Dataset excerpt

* begin *

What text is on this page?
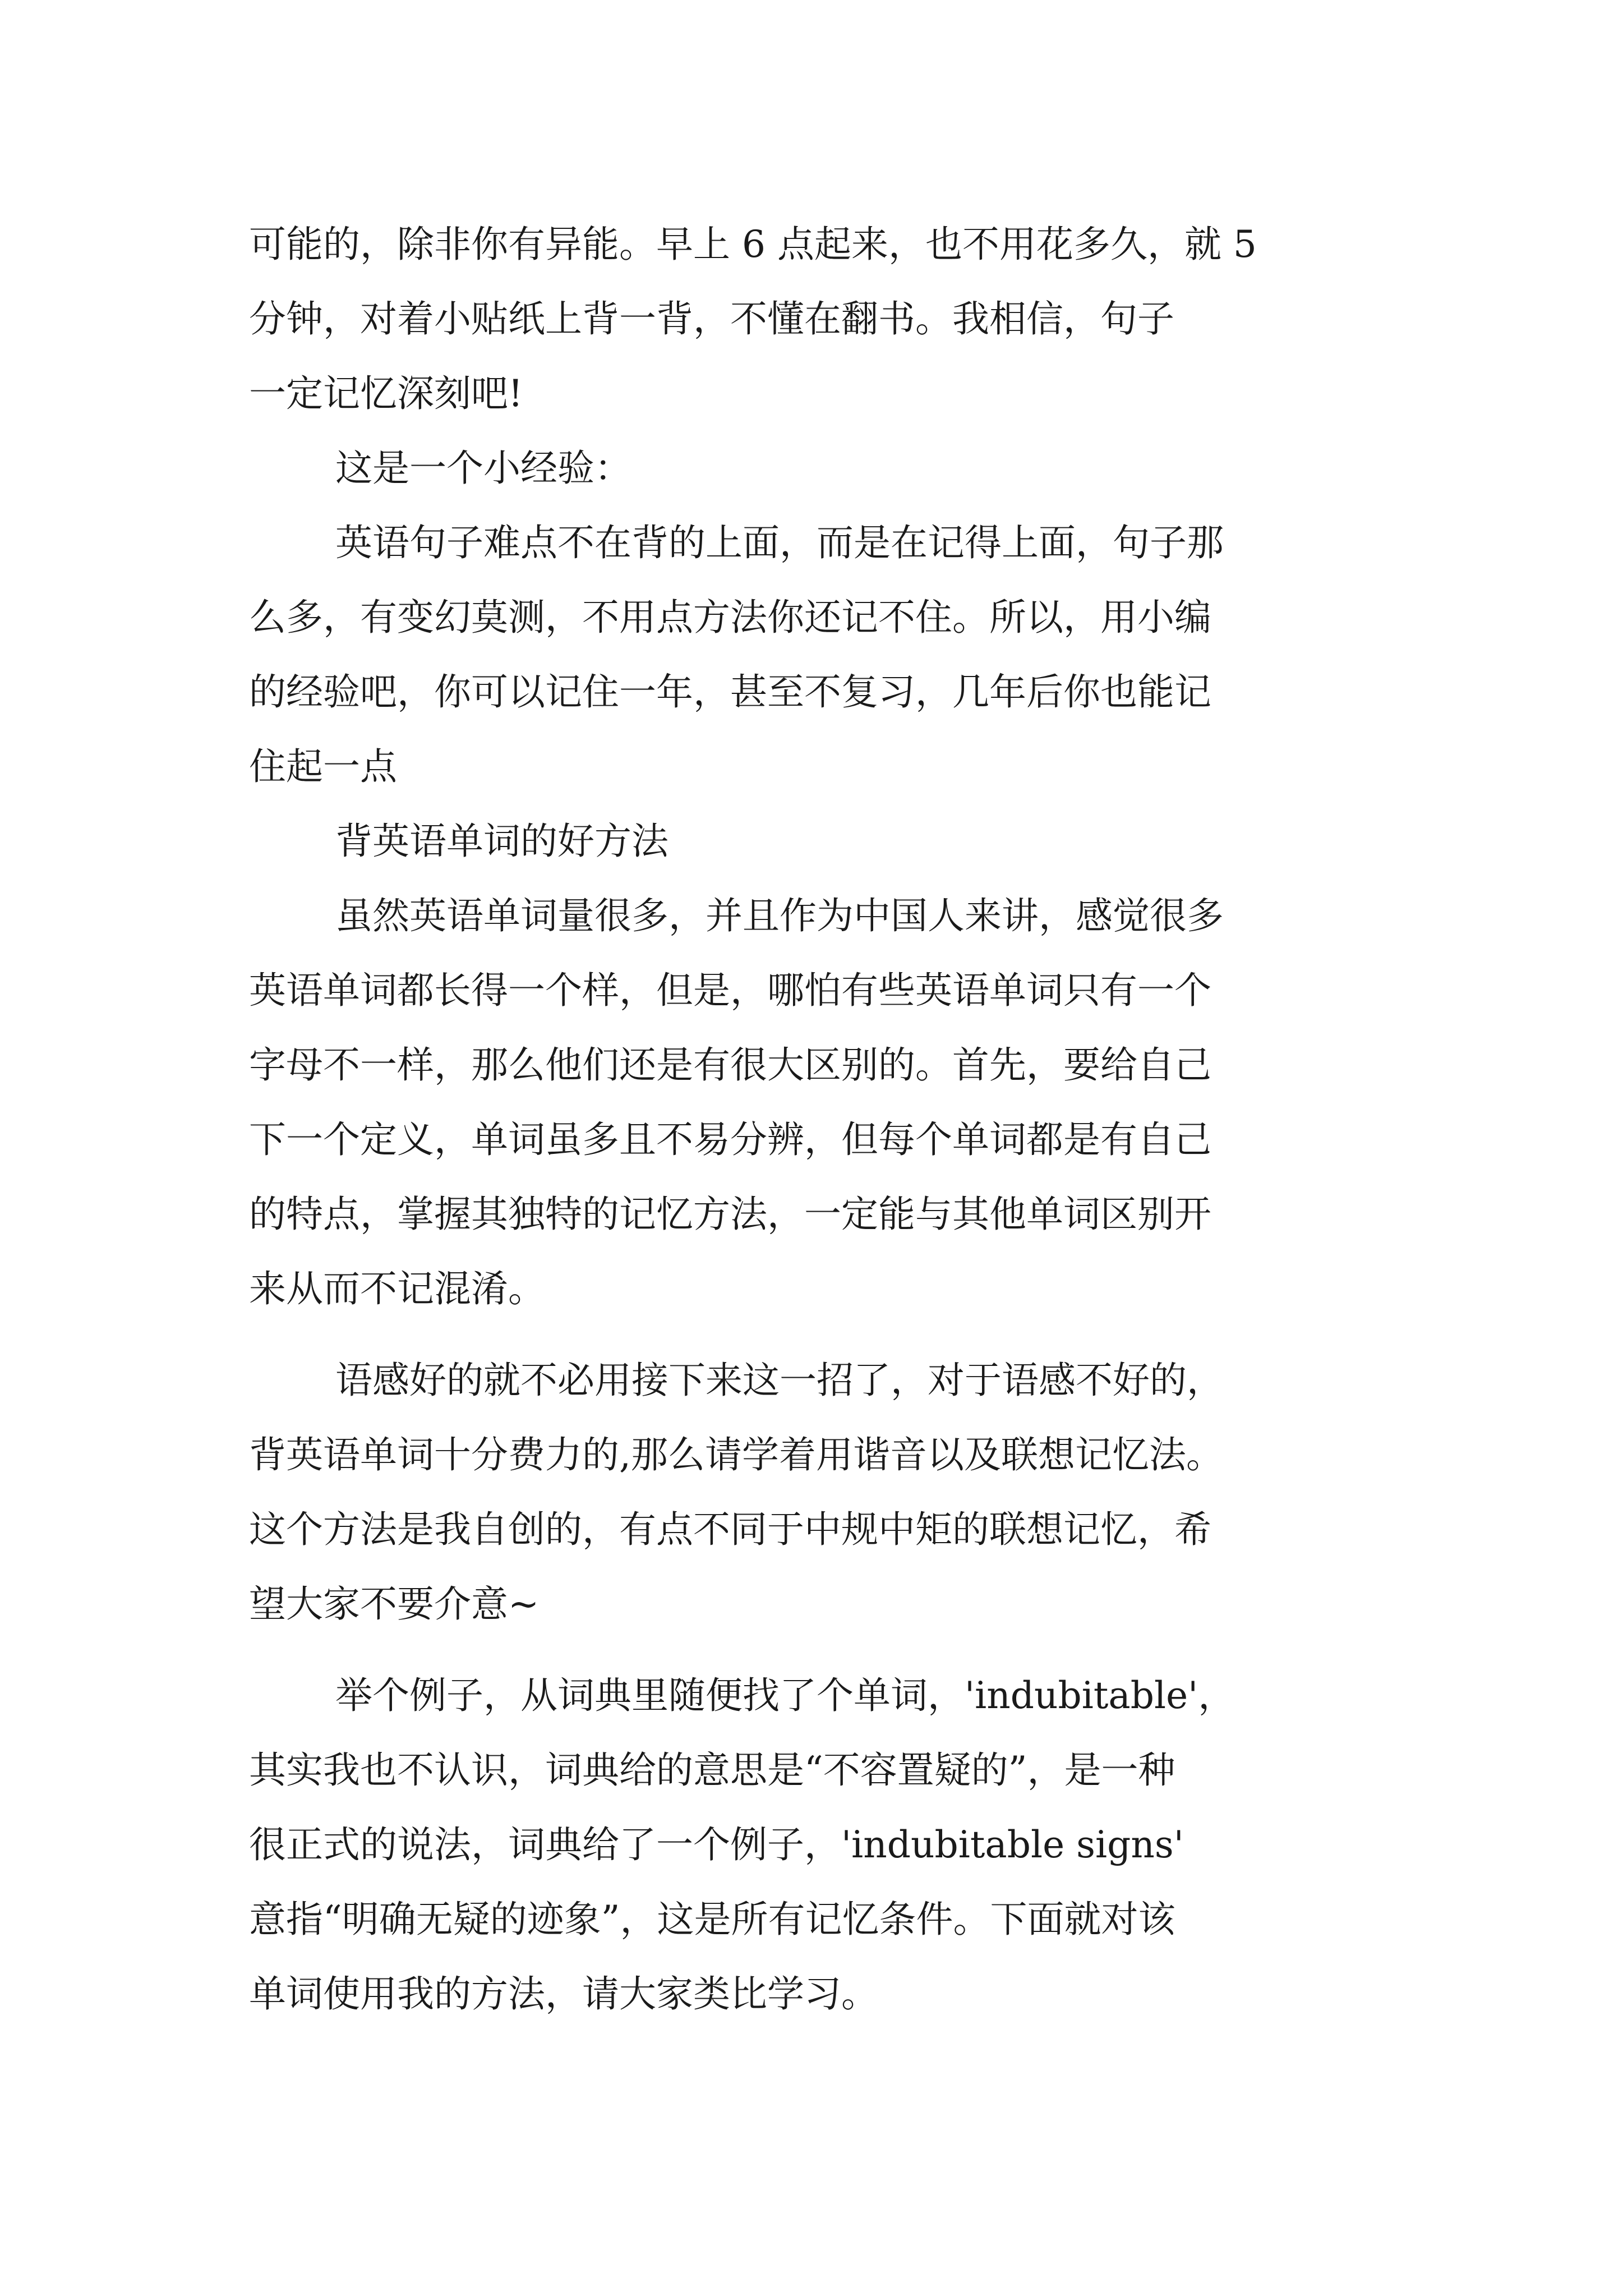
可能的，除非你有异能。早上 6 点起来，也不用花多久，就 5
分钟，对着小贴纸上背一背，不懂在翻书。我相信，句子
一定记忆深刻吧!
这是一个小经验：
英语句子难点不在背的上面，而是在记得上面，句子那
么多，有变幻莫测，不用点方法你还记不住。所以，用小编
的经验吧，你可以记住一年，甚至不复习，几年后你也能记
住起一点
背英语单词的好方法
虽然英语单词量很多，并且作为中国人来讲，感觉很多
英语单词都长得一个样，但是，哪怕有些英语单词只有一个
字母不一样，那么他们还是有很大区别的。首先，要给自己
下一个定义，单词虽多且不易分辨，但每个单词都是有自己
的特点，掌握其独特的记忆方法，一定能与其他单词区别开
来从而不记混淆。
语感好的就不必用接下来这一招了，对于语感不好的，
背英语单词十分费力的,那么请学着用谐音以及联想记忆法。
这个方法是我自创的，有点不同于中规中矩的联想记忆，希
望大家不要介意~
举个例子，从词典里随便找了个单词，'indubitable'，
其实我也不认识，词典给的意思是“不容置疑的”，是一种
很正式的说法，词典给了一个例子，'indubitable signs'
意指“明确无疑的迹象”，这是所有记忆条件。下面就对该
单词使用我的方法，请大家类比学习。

* end *

Write out every line from the entries where "indubitable" appears.

举个例子，从词典里随便找了个单词，'indubitable'，
很正式的说法，词典给了一个例子，'indubitable signs'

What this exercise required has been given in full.